## Work to complete
In the records below, find each line with the word "this" and copy it.

Stored items from a collection
····················

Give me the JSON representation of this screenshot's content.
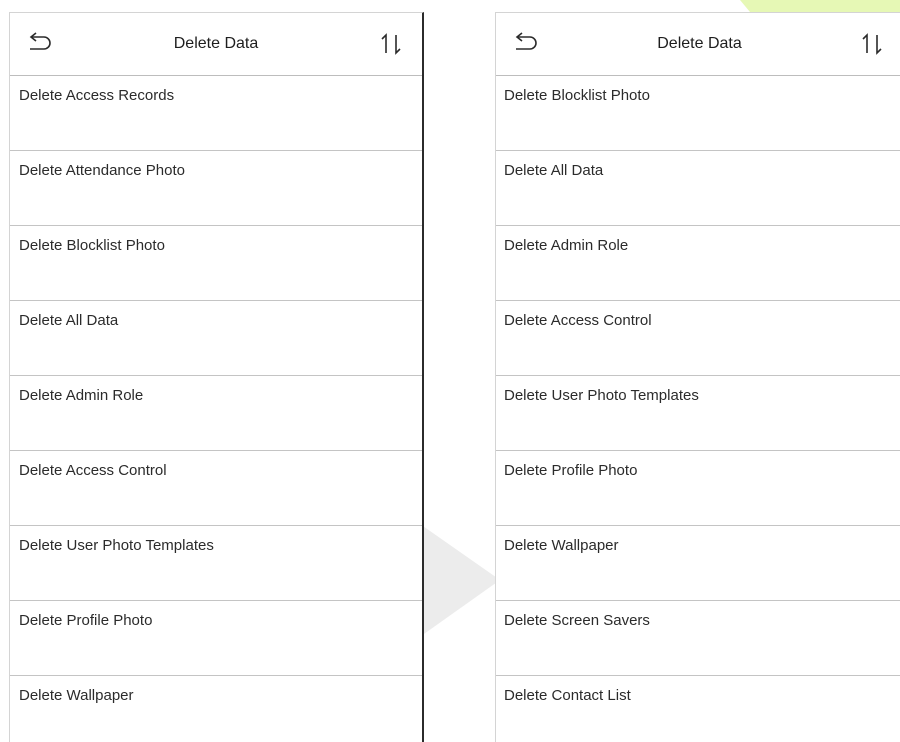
{
  "colors": {
    "watermark_green": "#c8f05a",
    "watermark_gray": "#d9d9d9",
    "divider": "#c4c4c4",
    "text": "#2b2b2b"
  },
  "left_screen": {
    "header": {
      "back_icon": "back-arrow-icon",
      "title": "Delete Data",
      "sort_icon": "sort-icon"
    },
    "items": [
      {
        "label": "Delete Access Records"
      },
      {
        "label": "Delete Attendance Photo"
      },
      {
        "label": "Delete Blocklist Photo"
      },
      {
        "label": "Delete All Data"
      },
      {
        "label": "Delete Admin Role"
      },
      {
        "label": "Delete Access Control"
      },
      {
        "label": "Delete User Photo Templates"
      },
      {
        "label": "Delete Profile Photo"
      },
      {
        "label": "Delete Wallpaper"
      }
    ]
  },
  "right_screen": {
    "header": {
      "back_icon": "back-arrow-icon",
      "title": "Delete Data",
      "sort_icon": "sort-icon"
    },
    "items": [
      {
        "label": "Delete Blocklist Photo"
      },
      {
        "label": "Delete All Data"
      },
      {
        "label": "Delete Admin Role"
      },
      {
        "label": "Delete Access Control"
      },
      {
        "label": "Delete User Photo Templates"
      },
      {
        "label": "Delete Profile Photo"
      },
      {
        "label": "Delete Wallpaper"
      },
      {
        "label": "Delete Screen Savers"
      },
      {
        "label": "Delete Contact List"
      }
    ]
  }
}
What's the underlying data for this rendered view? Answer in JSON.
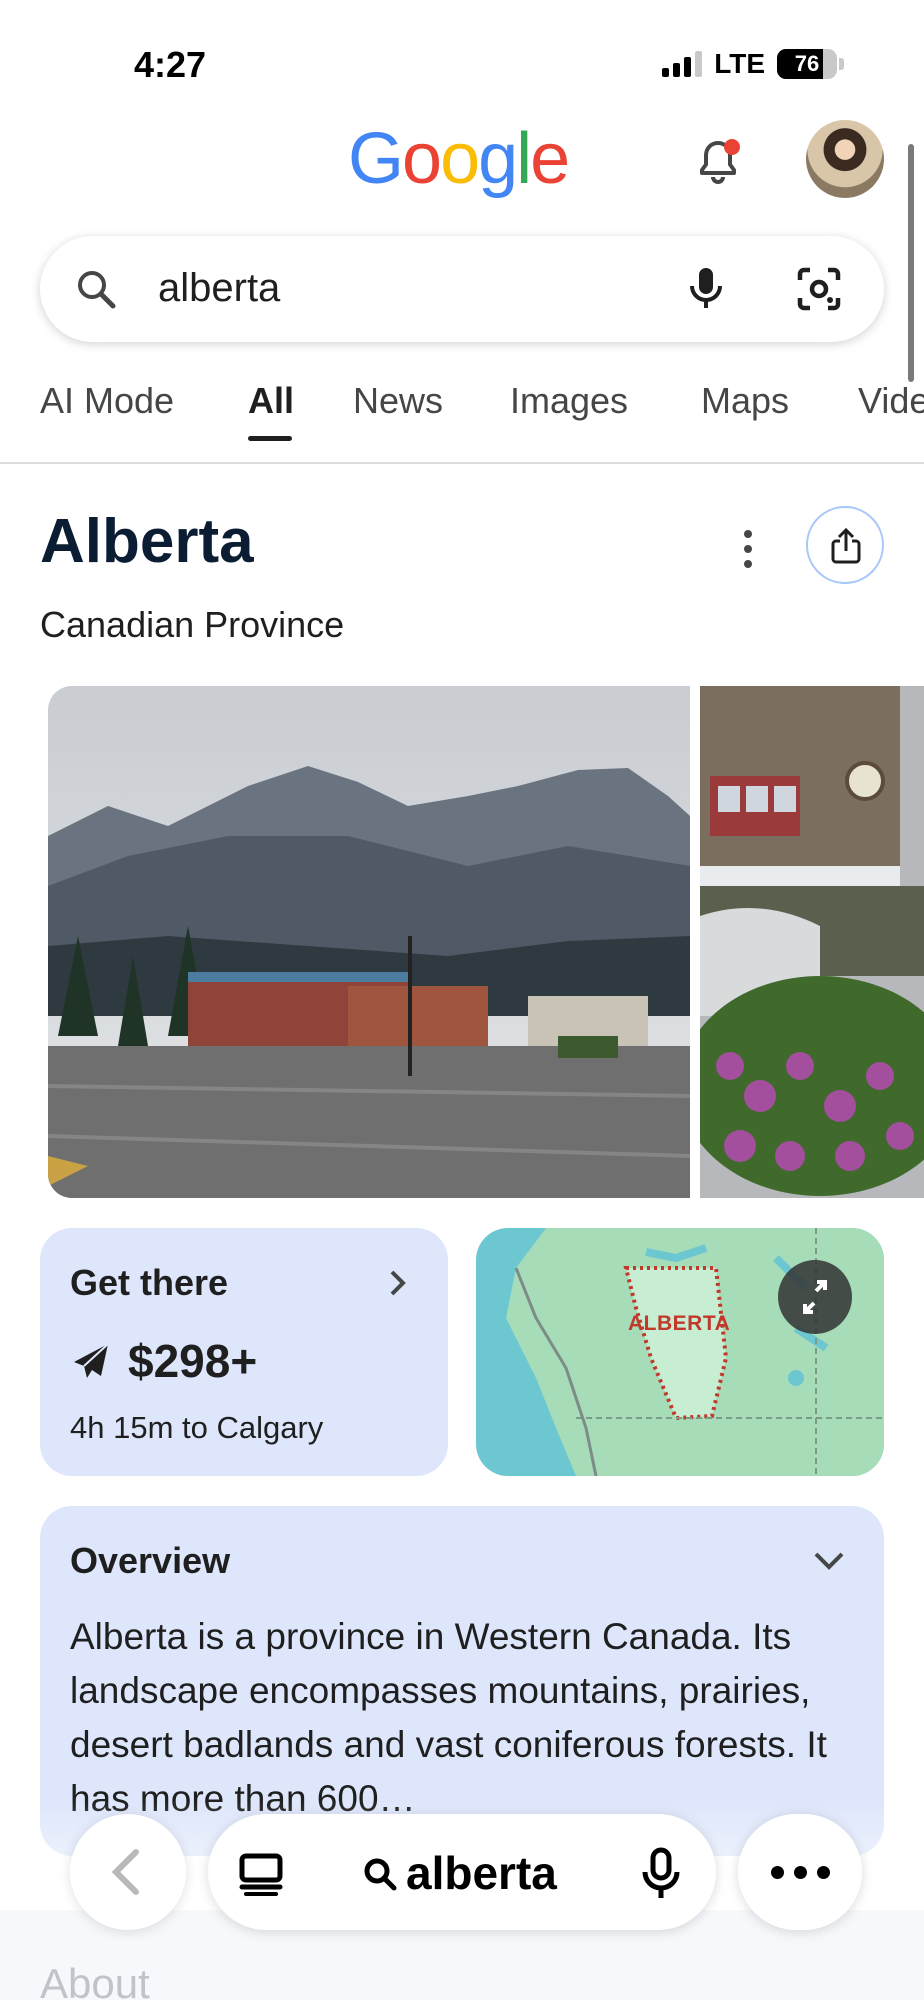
{
  "status_bar": {
    "time": "4:27",
    "network": "LTE",
    "battery": "76",
    "battery_level_percent": 76
  },
  "header": {
    "logo": "Google",
    "notification_icon": "bell-icon",
    "avatar": "profile-avatar"
  },
  "search": {
    "query": "alberta",
    "icons": [
      "search-icon",
      "mic-icon",
      "lens-icon"
    ]
  },
  "tabs": [
    {
      "label": "AI Mode"
    },
    {
      "label": "All",
      "active": true
    },
    {
      "label": "News"
    },
    {
      "label": "Images"
    },
    {
      "label": "Maps"
    },
    {
      "label": "Vide"
    }
  ],
  "knowledge_panel": {
    "title": "Alberta",
    "subtitle": "Canadian Province"
  },
  "get_there": {
    "title": "Get there",
    "price": "$298+",
    "duration": "4h 15m to Calgary"
  },
  "map": {
    "label": "ALBERTA"
  },
  "overview": {
    "title": "Overview",
    "text": "Alberta is a province in Western Canada. Its landscape encompasses mountains, prairies, desert badlands and vast coniferous forests. It has more than 600…"
  },
  "about": {
    "label": "About"
  },
  "bottom_bar": {
    "query": "alberta"
  },
  "colors": {
    "google_blue": "#4285F4",
    "google_red": "#EA4335",
    "google_yellow": "#FBBC05",
    "google_green": "#34A853",
    "card_bg": "#dde6fb"
  }
}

····················

## Result of the exercise
Give me the JSON representation of this screenshot's content.
What's the underlying data for this rendered view? Answer in JSON.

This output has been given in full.